Directions for this task → Transcribe the listing below line for line, reproducing every character without alteration.

----- Records for the task

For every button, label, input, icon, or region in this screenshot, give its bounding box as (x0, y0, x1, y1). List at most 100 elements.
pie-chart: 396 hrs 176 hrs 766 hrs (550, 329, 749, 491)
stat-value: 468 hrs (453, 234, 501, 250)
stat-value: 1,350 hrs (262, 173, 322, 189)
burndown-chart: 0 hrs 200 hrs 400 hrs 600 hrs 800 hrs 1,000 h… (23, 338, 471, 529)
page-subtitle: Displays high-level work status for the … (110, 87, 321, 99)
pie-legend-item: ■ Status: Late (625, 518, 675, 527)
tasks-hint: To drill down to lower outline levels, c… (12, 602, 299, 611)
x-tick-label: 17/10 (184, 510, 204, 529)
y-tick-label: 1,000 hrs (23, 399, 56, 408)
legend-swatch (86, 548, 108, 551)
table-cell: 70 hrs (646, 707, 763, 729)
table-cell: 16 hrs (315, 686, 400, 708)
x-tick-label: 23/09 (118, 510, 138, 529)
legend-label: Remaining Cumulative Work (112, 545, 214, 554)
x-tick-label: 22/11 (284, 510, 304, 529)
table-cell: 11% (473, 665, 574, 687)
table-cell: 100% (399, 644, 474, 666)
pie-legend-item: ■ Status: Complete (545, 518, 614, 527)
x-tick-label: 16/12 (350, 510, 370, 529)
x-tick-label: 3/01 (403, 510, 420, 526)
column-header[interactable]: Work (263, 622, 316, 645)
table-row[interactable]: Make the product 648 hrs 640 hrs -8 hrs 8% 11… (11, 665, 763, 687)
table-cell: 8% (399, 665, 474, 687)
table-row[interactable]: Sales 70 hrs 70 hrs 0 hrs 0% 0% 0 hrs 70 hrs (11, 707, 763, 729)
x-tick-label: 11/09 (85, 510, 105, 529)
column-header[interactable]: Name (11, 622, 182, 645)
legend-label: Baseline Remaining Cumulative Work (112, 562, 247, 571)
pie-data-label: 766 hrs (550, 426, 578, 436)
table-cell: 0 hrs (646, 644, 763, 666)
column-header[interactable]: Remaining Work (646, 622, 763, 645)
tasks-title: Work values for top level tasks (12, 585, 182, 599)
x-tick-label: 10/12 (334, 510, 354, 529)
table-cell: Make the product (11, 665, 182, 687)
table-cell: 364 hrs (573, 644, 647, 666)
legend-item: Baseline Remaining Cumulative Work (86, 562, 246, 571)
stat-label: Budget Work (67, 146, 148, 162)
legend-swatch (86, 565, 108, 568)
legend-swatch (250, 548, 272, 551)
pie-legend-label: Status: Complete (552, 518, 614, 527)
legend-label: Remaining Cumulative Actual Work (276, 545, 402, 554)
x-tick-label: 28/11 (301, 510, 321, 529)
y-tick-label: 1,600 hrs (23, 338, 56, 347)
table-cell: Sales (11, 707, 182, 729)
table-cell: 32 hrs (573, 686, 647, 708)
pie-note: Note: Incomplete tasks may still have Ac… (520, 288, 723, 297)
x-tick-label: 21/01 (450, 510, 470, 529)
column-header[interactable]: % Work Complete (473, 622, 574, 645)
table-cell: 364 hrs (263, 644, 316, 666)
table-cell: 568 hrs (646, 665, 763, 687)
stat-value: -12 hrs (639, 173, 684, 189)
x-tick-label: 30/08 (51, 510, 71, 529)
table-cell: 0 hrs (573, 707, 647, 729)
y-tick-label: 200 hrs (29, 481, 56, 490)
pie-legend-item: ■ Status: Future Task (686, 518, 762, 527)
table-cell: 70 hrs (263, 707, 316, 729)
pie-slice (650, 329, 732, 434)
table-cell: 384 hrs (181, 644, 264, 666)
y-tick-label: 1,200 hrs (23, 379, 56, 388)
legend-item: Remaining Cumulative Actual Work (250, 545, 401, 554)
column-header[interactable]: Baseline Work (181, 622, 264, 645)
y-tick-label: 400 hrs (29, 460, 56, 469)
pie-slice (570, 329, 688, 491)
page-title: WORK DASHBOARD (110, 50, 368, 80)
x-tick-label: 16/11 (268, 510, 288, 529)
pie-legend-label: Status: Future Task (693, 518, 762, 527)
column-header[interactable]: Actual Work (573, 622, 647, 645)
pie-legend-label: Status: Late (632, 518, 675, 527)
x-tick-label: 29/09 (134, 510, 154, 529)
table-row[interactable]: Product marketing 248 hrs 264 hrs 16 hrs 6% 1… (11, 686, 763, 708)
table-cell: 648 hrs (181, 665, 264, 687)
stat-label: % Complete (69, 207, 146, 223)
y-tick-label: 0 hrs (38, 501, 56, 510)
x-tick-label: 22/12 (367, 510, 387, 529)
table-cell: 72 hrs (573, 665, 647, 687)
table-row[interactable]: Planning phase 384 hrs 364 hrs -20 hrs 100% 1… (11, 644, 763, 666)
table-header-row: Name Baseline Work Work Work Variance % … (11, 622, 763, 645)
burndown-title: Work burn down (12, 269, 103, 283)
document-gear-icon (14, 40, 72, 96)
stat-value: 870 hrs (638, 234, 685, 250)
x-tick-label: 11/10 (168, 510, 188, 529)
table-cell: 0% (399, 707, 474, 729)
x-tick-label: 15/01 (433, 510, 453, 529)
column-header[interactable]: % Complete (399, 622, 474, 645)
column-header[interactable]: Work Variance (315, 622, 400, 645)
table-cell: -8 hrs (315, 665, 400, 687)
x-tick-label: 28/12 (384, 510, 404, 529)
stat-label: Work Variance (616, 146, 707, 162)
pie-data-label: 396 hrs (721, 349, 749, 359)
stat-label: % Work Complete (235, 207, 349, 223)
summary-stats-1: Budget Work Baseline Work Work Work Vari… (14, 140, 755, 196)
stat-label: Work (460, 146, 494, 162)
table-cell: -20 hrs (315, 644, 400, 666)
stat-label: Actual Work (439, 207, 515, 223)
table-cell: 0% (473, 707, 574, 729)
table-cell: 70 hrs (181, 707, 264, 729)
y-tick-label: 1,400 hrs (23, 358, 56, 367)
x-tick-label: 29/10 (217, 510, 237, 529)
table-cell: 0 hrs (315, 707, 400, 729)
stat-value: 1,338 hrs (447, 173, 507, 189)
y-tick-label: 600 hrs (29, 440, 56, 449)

----------

Expected answer →
For every button, label, input, icon, or region in this screenshot, give its bounding box as (x0, y0, x1, y1). List at most 100 elements.
pie-chart: 396 hrs 176 hrs 766 hrs (550, 329, 749, 491)
stat-value: 468 hrs (453, 234, 501, 250)
stat-value: 1,350 hrs (262, 173, 322, 189)
burndown-chart: 0 hrs 200 hrs 400 hrs 600 hrs 800 hrs 1,000 h… (23, 338, 471, 529)
page-subtitle: Displays high-level work status for the … (110, 87, 321, 99)
pie-legend-item: ■ Status: Late (625, 518, 675, 527)
tasks-hint: To drill down to lower outline levels, c… (12, 602, 299, 611)
x-tick-label: 17/10 (184, 510, 204, 529)
y-tick-label: 1,000 hrs (23, 399, 56, 408)
legend-swatch (86, 548, 108, 551)
table-cell: 70 hrs (646, 707, 763, 729)
table-cell: 16 hrs (315, 686, 400, 708)
x-tick-label: 23/09 (118, 510, 138, 529)
legend-label: Remaining Cumulative Work (112, 545, 214, 554)
x-tick-label: 22/11 (284, 510, 304, 529)
table-cell: 11% (473, 665, 574, 687)
table-cell: 100% (399, 644, 474, 666)
pie-legend-item: ■ Status: Complete (545, 518, 614, 527)
x-tick-label: 16/12 (350, 510, 370, 529)
x-tick-label: 3/01 (403, 510, 420, 526)
column-header[interactable]: Work (263, 622, 316, 645)
table-row[interactable]: Make the product 648 hrs 640 hrs -8 hrs 8% 11… (11, 665, 763, 687)
table-cell: 8% (399, 665, 474, 687)
table-row[interactable]: Sales 70 hrs 70 hrs 0 hrs 0% 0% 0 hrs 70 hrs (11, 707, 763, 729)
x-tick-label: 11/09 (85, 510, 105, 529)
column-header[interactable]: Name (11, 622, 182, 645)
legend-label: Baseline Remaining Cumulative Work (112, 562, 247, 571)
pie-data-label: 766 hrs (550, 426, 578, 436)
table-cell: 0 hrs (646, 644, 763, 666)
column-header[interactable]: Remaining Work (646, 622, 763, 645)
tasks-title: Work values for top level tasks (12, 585, 182, 599)
x-tick-label: 10/12 (334, 510, 354, 529)
table-cell: Make the product (11, 665, 182, 687)
table-cell: 364 hrs (573, 644, 647, 666)
legend-item: Baseline Remaining Cumulative Work (86, 562, 246, 571)
stat-label: Budget Work (67, 146, 148, 162)
legend-swatch (86, 565, 108, 568)
legend-swatch (250, 548, 272, 551)
pie-legend-label: Status: Complete (552, 518, 614, 527)
legend-label: Remaining Cumulative Actual Work (276, 545, 402, 554)
x-tick-label: 28/11 (301, 510, 321, 529)
y-tick-label: 1,600 hrs (23, 338, 56, 347)
table-cell: Sales (11, 707, 182, 729)
table-cell: 32 hrs (573, 686, 647, 708)
pie-note: Note: Incomplete tasks may still have Ac… (520, 288, 723, 297)
x-tick-label: 21/01 (450, 510, 470, 529)
column-header[interactable]: % Work Complete (473, 622, 574, 645)
table-cell: 364 hrs (263, 644, 316, 666)
table-cell: 568 hrs (646, 665, 763, 687)
stat-value: -12 hrs (639, 173, 684, 189)
x-tick-label: 30/08 (51, 510, 71, 529)
table-cell: 0 hrs (573, 707, 647, 729)
y-tick-label: 200 hrs (29, 481, 56, 490)
pie-legend-item: ■ Status: Future Task (686, 518, 762, 527)
table-cell: 70 hrs (263, 707, 316, 729)
pie-slice (650, 329, 732, 434)
table-cell: 384 hrs (181, 644, 264, 666)
y-tick-label: 1,200 hrs (23, 379, 56, 388)
legend-item: Remaining Cumulative Actual Work (250, 545, 401, 554)
column-header[interactable]: Baseline Work (181, 622, 264, 645)
y-tick-label: 400 hrs (29, 460, 56, 469)
pie-slice (570, 329, 688, 491)
page-title: WORK DASHBOARD (110, 50, 368, 80)
x-tick-label: 16/11 (268, 510, 288, 529)
pie-legend-label: Status: Future Task (693, 518, 762, 527)
column-header[interactable]: Actual Work (573, 622, 647, 645)
pie-legend-label: Status: Late (632, 518, 675, 527)
x-tick-label: 29/09 (134, 510, 154, 529)
table-row[interactable]: Product marketing 248 hrs 264 hrs 16 hrs 6% 1… (11, 686, 763, 708)
table-cell: 648 hrs (181, 665, 264, 687)
stat-label: % Complete (69, 207, 146, 223)
y-tick-label: 0 hrs (38, 501, 56, 510)
x-tick-label: 22/12 (367, 510, 387, 529)
table-cell: 72 hrs (573, 665, 647, 687)
table-row[interactable]: Planning phase 384 hrs 364 hrs -20 hrs 100% 1… (11, 644, 763, 666)
table-header-row: Name Baseline Work Work Work Variance % … (11, 622, 763, 645)
burndown-title: Work burn down (12, 269, 103, 283)
document-gear-icon (14, 40, 72, 96)
stat-value: 870 hrs (638, 234, 685, 250)
x-tick-label: 11/10 (168, 510, 188, 529)
table-cell: 0% (399, 707, 474, 729)
x-tick-label: 15/01 (433, 510, 453, 529)
column-header[interactable]: % Complete (399, 622, 474, 645)
column-header[interactable]: Work Variance (315, 622, 400, 645)
table-cell: -8 hrs (315, 665, 400, 687)
x-tick-label: 28/12 (384, 510, 404, 529)
stat-label: Work Variance (616, 146, 707, 162)
pie-data-label: 396 hrs (721, 349, 749, 359)
stat-label: % Work Complete (235, 207, 349, 223)
summary-stats-1: Budget Work Baseline Work Work Work Vari… (14, 140, 755, 196)
stat-label: Work (460, 146, 494, 162)
table-cell: -20 hrs (315, 644, 400, 666)
stat-label: Actual Work (439, 207, 515, 223)
table-cell: 0% (473, 707, 574, 729)
table-cell: 70 hrs (181, 707, 264, 729)
y-tick-label: 1,400 hrs (23, 358, 56, 367)
x-tick-label: 29/10 (217, 510, 237, 529)
table-cell: 0 hrs (315, 707, 400, 729)
stat-value: 1,338 hrs (447, 173, 507, 189)
y-tick-label: 600 hrs (29, 440, 56, 449)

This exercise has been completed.